* **Texte de la page**
┌──
Parfois, il est bon de revenir aux sources. A l’ensemble de Mandelbrot qui a initié la révolution de la géométrie fractale. Tout le monde connait maintenant cette forme bizarre, fessue, dans les plis desquels se cachent des paysages infinis comme la « vallée des hippocampes », des « éléphants » et quantité d’autres singularités.

On se souvient aussi que l’on peut zoomer à l’infini dans ces figures pour explorer d’autres paysages et découvrant à l’occasion et par hasard, cachés comme des oeufs de Pâques dans les plis oniriques de la fractale, des répliques de l’ensemble de Mandelbrot initial qu’on appelle des « Minibrots » ou “Mini-Mandelbrots”, ou encore “Satellites”…

Les minibrots : où se cachent-ils ?
└──
* **Entrées fournies**
┌──
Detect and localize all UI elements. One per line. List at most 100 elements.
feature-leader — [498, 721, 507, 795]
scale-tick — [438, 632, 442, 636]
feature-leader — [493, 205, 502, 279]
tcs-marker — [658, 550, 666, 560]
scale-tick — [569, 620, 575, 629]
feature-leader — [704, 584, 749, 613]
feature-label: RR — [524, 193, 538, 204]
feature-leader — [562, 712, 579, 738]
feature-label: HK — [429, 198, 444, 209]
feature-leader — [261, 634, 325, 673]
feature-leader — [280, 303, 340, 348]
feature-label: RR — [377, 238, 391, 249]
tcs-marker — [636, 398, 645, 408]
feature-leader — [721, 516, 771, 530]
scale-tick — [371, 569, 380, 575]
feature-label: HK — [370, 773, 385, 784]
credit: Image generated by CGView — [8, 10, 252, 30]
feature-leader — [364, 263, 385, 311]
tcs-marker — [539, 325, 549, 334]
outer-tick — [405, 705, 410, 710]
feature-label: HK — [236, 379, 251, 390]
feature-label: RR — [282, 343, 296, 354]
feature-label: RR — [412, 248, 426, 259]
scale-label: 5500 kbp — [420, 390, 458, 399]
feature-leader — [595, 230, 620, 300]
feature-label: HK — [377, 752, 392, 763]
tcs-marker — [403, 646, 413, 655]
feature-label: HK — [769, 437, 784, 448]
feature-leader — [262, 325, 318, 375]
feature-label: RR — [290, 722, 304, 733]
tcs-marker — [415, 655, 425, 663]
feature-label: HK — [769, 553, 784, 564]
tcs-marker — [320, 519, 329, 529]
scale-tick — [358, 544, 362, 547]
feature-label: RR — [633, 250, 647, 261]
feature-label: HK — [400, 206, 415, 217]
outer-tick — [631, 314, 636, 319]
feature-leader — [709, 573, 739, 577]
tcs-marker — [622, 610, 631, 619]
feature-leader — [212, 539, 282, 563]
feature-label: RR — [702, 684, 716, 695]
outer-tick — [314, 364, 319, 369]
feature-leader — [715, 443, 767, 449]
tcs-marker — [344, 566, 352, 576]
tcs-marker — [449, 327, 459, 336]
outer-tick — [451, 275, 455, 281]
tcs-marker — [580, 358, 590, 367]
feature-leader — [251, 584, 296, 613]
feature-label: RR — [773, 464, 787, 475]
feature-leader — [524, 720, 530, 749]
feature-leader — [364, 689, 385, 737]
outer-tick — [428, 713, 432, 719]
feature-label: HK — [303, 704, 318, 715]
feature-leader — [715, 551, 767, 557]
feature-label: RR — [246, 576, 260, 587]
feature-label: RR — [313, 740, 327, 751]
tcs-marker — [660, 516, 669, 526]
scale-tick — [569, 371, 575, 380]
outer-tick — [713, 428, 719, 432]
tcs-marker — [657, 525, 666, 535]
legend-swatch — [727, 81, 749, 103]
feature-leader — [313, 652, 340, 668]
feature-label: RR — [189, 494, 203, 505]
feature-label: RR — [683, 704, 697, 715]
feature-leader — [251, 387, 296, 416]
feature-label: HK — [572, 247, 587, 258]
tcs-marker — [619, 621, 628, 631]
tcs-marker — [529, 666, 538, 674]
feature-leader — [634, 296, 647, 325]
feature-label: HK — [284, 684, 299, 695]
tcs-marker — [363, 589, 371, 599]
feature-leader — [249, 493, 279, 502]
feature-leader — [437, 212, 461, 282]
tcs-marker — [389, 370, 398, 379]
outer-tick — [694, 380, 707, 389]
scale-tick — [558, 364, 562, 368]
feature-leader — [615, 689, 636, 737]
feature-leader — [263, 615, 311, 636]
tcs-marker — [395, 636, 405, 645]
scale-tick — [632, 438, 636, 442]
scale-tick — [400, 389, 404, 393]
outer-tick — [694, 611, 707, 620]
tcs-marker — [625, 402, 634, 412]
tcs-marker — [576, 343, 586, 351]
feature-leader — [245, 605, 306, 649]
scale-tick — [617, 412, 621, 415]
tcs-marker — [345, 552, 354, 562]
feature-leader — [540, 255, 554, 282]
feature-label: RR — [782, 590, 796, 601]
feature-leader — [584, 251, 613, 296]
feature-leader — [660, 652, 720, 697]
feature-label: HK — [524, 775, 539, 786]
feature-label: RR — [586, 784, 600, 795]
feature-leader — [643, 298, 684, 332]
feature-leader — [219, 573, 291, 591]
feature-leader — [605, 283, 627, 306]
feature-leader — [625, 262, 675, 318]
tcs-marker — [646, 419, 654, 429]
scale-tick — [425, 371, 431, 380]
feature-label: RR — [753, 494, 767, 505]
└──
* **Travail à faire**
1) Répondez à ces questions sur le texte sur l'ensemble de Mandelbrot :
(a) Quelle révolution l'ensemble de Mandelbrot a-t-il lancée ?
(b) Quel paysage est nommé entre guillemets avant les « éléphants » ?
(c) Quels noms donne-t-on aux répliques de l'ensemble de Mandelbrot initial ?
2) Recopiez un passage du texte sur l'ensemble de Mandelbrot. Commencez aux mots « Parfois, il est » et arrêtez-vous après « se cachent-ils ? ».
Pour répondre, servez-vous seulement du texte sur l'ensemble de Mandelbrot.

* **Corrigé**
1)
(a) La révolution de la géométrie fractale.
(b) La « vallée des hippocampes ».
(c) « Minibrots », « Mini-Mandelbrots » ou « Satellites ».

2)
Parfois, il est bon de revenir aux sources. A l’ensemble de Mandelbrot qui a initié la révolution de la géométrie fractale. Tout le monde connait maintenant cette forme bizarre, fessue, dans les plis desquels se cachent des paysages infinis comme la « vallée des hippocampes », des « éléphants » et quantité d’autres singularités.

On se souvient aussi que l’on peut zoomer à l’infini dans ces figures pour explorer d’autres paysages et découvrant à l’occasion et par hasard, cachés comme des oeufs de Pâques dans les plis oniriques de la fractale, des répliques de l’ensemble de Mandelbrot initial qu’on appelle des « Minibrots » ou “Mini-Mandelbrots”, ou encore “Satellites”…

Les minibrots : où se cachent-ils ?